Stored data
---+---

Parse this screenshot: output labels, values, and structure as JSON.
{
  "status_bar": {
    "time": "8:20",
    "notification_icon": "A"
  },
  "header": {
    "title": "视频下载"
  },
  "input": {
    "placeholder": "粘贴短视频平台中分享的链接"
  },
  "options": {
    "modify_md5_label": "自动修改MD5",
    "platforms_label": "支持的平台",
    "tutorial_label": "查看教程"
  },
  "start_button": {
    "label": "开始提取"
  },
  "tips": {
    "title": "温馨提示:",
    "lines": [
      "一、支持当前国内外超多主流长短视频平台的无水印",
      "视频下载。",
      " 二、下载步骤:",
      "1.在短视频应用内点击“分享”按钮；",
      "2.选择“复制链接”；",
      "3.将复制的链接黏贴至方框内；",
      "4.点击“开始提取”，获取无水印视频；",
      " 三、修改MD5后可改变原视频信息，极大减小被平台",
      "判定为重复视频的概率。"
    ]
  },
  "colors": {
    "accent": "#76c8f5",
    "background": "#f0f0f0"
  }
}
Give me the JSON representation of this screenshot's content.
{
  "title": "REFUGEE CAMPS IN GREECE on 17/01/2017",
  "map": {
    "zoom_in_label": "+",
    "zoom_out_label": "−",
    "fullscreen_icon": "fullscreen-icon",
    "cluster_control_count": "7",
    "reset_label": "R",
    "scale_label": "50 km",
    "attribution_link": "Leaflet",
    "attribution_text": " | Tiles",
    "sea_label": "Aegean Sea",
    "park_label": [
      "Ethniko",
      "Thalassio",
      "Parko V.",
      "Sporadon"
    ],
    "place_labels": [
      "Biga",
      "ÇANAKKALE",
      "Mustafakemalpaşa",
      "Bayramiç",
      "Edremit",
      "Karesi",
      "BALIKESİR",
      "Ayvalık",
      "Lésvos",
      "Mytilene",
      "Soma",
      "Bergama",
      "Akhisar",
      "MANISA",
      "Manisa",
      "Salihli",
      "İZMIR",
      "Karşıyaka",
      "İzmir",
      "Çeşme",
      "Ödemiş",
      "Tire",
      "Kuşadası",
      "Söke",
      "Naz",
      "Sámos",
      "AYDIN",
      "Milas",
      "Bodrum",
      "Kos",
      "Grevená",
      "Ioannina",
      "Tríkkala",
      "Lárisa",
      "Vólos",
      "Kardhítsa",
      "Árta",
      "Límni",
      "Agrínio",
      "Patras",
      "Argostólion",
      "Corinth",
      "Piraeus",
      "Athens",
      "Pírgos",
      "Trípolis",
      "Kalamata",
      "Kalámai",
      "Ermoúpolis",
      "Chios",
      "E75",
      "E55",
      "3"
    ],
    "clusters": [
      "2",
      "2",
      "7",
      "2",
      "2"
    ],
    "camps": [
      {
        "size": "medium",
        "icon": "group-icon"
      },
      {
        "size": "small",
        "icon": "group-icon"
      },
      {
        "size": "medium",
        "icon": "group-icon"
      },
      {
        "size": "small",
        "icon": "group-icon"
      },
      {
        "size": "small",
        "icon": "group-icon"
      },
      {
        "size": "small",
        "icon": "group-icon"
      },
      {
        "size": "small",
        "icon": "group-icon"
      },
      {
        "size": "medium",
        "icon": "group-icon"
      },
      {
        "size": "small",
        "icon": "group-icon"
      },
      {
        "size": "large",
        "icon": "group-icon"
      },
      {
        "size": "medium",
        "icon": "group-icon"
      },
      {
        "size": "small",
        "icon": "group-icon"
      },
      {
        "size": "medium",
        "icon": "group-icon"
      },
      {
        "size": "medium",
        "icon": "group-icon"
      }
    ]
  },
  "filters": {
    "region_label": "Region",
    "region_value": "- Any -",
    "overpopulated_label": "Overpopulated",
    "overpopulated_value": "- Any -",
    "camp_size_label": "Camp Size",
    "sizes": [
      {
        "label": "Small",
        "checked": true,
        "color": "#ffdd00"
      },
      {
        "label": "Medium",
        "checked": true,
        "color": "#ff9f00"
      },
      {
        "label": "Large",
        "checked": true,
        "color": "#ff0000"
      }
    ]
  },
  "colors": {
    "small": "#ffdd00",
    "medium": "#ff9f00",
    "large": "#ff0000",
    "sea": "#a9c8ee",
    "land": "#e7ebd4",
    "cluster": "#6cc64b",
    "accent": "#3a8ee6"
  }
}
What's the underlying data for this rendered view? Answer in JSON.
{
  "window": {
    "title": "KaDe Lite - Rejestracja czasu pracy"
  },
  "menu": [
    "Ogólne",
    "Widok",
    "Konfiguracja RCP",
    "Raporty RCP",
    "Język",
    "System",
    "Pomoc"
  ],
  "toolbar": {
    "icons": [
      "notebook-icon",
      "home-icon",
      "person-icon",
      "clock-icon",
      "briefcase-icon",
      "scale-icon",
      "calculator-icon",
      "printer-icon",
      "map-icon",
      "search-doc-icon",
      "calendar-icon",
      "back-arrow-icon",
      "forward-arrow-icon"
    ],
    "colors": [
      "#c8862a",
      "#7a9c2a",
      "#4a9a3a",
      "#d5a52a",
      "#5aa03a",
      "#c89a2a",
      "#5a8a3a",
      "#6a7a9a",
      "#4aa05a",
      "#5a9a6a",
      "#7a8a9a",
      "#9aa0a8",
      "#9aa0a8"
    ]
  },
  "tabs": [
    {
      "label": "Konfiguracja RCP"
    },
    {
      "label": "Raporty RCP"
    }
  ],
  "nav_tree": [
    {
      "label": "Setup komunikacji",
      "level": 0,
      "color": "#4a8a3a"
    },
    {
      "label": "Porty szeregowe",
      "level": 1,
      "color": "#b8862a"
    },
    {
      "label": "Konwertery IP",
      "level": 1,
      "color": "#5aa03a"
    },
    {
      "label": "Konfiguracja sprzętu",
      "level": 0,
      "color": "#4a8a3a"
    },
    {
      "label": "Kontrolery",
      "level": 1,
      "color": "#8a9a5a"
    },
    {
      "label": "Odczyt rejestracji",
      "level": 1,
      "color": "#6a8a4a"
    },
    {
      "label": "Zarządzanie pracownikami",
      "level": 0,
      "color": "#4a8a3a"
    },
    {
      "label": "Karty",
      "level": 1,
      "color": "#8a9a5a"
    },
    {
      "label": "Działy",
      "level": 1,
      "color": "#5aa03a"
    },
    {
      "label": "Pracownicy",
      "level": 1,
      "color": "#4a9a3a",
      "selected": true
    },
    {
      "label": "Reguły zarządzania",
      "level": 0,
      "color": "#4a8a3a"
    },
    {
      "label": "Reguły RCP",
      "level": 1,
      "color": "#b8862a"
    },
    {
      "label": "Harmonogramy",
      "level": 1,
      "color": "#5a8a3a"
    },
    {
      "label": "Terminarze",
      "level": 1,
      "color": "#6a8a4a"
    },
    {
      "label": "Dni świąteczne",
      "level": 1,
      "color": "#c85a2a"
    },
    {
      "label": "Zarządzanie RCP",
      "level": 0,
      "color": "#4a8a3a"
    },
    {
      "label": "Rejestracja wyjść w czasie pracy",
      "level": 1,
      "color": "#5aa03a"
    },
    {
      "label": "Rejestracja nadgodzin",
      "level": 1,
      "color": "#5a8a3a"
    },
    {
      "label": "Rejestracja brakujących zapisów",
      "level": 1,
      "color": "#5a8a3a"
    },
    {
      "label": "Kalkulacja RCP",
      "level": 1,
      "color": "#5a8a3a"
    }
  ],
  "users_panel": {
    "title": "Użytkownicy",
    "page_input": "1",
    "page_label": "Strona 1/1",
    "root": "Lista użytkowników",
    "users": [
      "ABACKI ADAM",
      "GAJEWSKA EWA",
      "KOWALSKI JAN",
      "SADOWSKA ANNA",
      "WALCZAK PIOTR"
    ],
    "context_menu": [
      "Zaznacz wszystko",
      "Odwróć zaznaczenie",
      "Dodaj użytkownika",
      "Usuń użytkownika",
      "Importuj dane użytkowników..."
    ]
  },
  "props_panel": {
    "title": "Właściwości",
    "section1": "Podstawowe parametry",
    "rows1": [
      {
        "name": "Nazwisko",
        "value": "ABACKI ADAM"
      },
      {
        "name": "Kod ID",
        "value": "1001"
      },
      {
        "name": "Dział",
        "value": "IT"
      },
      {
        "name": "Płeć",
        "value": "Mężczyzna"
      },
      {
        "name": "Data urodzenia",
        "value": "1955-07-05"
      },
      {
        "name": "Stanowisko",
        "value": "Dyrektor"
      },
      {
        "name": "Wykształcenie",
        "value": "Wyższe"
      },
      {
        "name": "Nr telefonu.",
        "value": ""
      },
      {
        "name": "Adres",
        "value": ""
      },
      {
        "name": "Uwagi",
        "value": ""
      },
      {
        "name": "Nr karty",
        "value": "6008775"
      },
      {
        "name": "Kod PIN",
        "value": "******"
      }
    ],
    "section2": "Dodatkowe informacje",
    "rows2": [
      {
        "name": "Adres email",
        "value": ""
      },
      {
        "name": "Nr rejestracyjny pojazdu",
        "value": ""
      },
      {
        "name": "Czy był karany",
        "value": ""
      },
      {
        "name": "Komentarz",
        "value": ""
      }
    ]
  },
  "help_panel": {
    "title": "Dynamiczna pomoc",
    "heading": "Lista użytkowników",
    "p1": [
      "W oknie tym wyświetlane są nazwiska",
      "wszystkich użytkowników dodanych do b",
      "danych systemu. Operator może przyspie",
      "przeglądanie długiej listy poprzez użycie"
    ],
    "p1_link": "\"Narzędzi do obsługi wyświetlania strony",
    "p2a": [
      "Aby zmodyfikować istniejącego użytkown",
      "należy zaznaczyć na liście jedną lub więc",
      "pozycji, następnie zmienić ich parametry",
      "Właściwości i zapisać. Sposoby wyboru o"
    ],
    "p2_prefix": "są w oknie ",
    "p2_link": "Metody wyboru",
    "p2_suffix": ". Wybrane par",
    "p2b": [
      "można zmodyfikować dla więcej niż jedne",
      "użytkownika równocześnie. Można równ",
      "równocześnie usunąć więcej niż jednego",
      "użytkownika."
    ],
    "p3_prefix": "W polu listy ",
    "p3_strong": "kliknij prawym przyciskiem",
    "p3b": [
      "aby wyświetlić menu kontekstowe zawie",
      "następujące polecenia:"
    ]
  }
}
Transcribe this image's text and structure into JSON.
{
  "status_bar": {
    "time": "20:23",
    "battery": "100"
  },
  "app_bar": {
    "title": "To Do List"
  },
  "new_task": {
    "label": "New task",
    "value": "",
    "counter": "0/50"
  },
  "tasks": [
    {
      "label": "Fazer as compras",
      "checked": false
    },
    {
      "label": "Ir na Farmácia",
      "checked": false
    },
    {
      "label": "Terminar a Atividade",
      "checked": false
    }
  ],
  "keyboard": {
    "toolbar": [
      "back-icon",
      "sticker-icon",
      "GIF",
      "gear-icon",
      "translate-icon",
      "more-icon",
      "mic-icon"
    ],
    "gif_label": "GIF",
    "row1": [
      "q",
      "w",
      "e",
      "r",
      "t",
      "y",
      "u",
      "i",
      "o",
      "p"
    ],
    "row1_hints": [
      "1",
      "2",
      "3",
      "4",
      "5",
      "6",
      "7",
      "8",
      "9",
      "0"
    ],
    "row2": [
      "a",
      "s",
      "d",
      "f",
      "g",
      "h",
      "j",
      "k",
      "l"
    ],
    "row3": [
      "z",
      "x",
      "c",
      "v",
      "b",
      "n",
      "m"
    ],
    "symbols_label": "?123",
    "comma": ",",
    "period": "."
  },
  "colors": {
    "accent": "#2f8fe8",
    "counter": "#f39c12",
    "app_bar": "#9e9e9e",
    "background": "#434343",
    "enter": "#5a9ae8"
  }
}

---+---

:: WHAT IS EXPECTED ::
Collect from the data above every line that includes "listy".

:: REPLY TO THE EXERCISE ::
      "przeglądanie długiej listy poprzez użycie"
    "p3_prefix": "W polu listy ",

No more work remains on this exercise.